# Brief:
From the listing that follows, output everything exactly except the pictures.

====== Material for this task

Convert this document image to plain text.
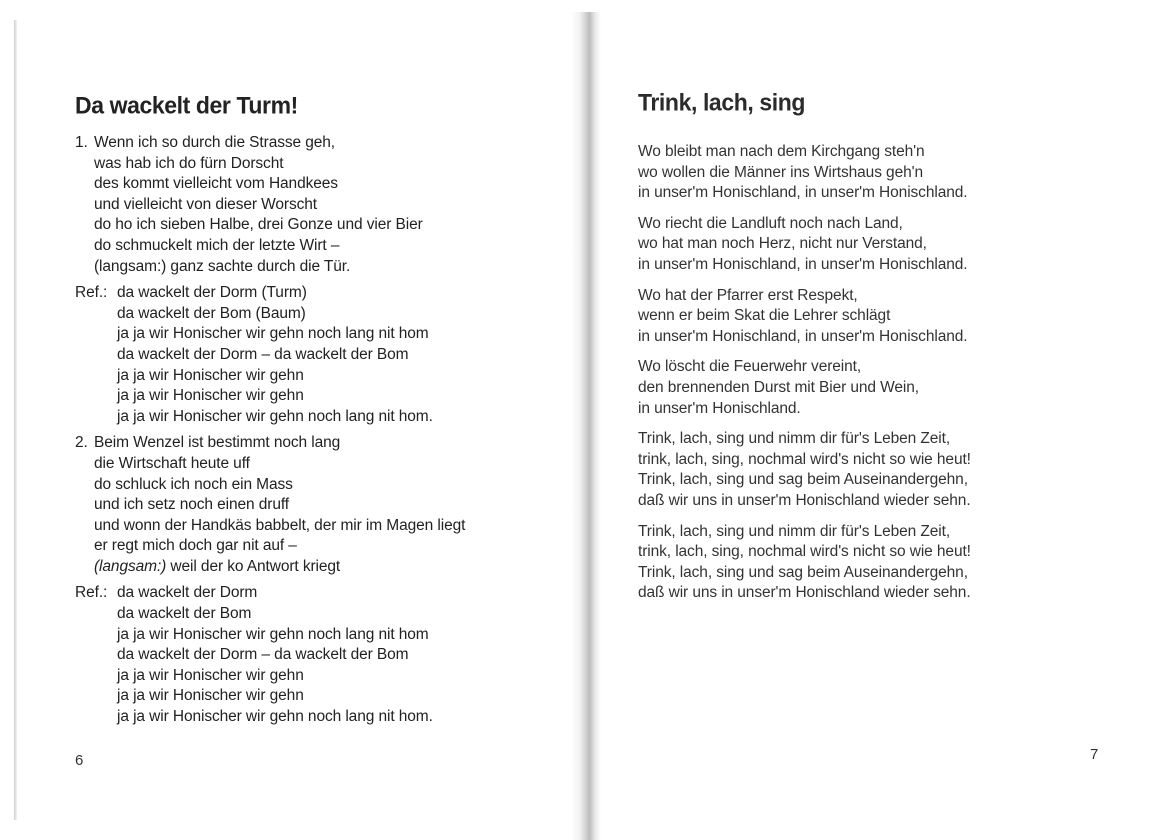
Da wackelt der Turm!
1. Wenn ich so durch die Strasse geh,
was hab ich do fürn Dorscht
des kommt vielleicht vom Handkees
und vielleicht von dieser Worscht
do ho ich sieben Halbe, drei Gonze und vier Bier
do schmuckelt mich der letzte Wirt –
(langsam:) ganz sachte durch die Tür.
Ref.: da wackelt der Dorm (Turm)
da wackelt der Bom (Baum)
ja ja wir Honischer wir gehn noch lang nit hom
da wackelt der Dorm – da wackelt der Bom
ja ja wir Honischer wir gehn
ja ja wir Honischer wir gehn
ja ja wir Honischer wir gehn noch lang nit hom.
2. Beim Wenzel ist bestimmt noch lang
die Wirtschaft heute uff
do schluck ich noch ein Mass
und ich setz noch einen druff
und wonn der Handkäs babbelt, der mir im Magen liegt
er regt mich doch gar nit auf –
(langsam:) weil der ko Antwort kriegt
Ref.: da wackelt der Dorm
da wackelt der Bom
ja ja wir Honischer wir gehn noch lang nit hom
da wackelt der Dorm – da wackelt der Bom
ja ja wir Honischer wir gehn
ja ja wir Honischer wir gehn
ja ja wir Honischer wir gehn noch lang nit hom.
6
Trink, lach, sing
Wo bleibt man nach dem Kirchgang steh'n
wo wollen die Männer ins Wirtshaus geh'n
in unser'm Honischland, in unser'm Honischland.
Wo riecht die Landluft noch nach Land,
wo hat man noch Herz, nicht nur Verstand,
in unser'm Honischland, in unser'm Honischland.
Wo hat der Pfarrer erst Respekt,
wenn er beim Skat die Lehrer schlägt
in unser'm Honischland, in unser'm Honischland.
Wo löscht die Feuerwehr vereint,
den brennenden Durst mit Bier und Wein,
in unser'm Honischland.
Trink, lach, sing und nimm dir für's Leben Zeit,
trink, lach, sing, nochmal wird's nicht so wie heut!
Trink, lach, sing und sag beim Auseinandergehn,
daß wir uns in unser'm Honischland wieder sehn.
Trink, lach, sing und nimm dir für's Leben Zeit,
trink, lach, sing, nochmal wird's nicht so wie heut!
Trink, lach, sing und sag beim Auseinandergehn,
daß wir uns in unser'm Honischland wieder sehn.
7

============

# Task solution:
Convert this document image to plain text.
Da wackelt der Turm!
1. Wenn ich so durch die Strasse geh,
was hab ich do fürn Dorscht
des kommt vielleicht vom Handkees
und vielleicht von dieser Worscht
do ho ich sieben Halbe, drei Gonze und vier Bier
do schmuckelt mich der letzte Wirt –
(langsam:) ganz sachte durch die Tür.
Ref.: da wackelt der Dorm (Turm)
da wackelt der Bom (Baum)
ja ja wir Honischer wir gehn noch lang nit hom
da wackelt der Dorm – da wackelt der Bom
ja ja wir Honischer wir gehn
ja ja wir Honischer wir gehn
ja ja wir Honischer wir gehn noch lang nit hom.
2. Beim Wenzel ist bestimmt noch lang
die Wirtschaft heute uff
do schluck ich noch ein Mass
und ich setz noch einen druff
und wonn der Handkäs babbelt, der mir im Magen liegt
er regt mich doch gar nit auf –
(langsam:) weil der ko Antwort kriegt
Ref.: da wackelt der Dorm
da wackelt der Bom
ja ja wir Honischer wir gehn noch lang nit hom
da wackelt der Dorm – da wackelt der Bom
ja ja wir Honischer wir gehn
ja ja wir Honischer wir gehn
ja ja wir Honischer wir gehn noch lang nit hom.
6
Trink, lach, sing
Wo bleibt man nach dem Kirchgang steh'n
wo wollen die Männer ins Wirtshaus geh'n
in unser'm Honischland, in unser'm Honischland.
Wo riecht die Landluft noch nach Land,
wo hat man noch Herz, nicht nur Verstand,
in unser'm Honischland, in unser'm Honischland.
Wo hat der Pfarrer erst Respekt,
wenn er beim Skat die Lehrer schlägt
in unser'm Honischland, in unser'm Honischland.
Wo löscht die Feuerwehr vereint,
den brennenden Durst mit Bier und Wein,
in unser'm Honischland.
Trink, lach, sing und nimm dir für's Leben Zeit,
trink, lach, sing, nochmal wird's nicht so wie heut!
Trink, lach, sing und sag beim Auseinandergehn,
daß wir uns in unser'm Honischland wieder sehn.
Trink, lach, sing und nimm dir für's Leben Zeit,
trink, lach, sing, nochmal wird's nicht so wie heut!
Trink, lach, sing und sag beim Auseinandergehn,
daß wir uns in unser'm Honischland wieder sehn.
7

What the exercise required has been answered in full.